Challenge: Set down all of the data exactly as it appears.

Data records:

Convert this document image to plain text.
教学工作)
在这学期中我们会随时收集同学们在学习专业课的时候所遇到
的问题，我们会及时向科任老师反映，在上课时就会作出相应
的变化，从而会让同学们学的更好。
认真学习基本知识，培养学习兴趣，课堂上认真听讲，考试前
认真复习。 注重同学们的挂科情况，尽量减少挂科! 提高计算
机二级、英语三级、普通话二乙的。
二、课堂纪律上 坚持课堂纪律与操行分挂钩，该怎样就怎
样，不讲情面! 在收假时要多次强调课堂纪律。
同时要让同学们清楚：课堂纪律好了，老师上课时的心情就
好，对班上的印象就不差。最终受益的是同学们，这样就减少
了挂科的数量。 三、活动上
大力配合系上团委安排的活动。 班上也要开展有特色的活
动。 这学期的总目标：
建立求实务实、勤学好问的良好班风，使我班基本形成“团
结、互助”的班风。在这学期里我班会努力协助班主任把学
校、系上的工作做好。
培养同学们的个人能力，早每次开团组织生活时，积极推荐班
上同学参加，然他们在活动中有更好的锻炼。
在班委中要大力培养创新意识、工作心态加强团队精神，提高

Problem solution:
Convert this document image to plain text.
教学工作)
在这学期中我们会随时收集同学们在学习专业课的时候所遇到
的问题，我们会及时向科任老师反映，在上课时就会作出相应
的变化，从而会让同学们学的更好。
认真学习基本知识，培养学习兴趣，课堂上认真听讲，考试前
认真复习。 注重同学们的挂科情况，尽量减少挂科! 提高计算
机二级、英语三级、普通话二乙的。
二、课堂纪律上 坚持课堂纪律与操行分挂钩，该怎样就怎
样，不讲情面! 在收假时要多次强调课堂纪律。
同时要让同学们清楚：课堂纪律好了，老师上课时的心情就
好，对班上的印象就不差。最终受益的是同学们，这样就减少
了挂科的数量。 三、活动上
大力配合系上团委安排的活动。 班上也要开展有特色的活
动。 这学期的总目标：
建立求实务实、勤学好问的良好班风，使我班基本形成“团
结、互助”的班风。在这学期里我班会努力协助班主任把学
校、系上的工作做好。
培养同学们的个人能力，早每次开团组织生活时，积极推荐班
上同学参加，然他们在活动中有更好的锻炼。
在班委中要大力培养创新意识、工作心态加强团队精神，提高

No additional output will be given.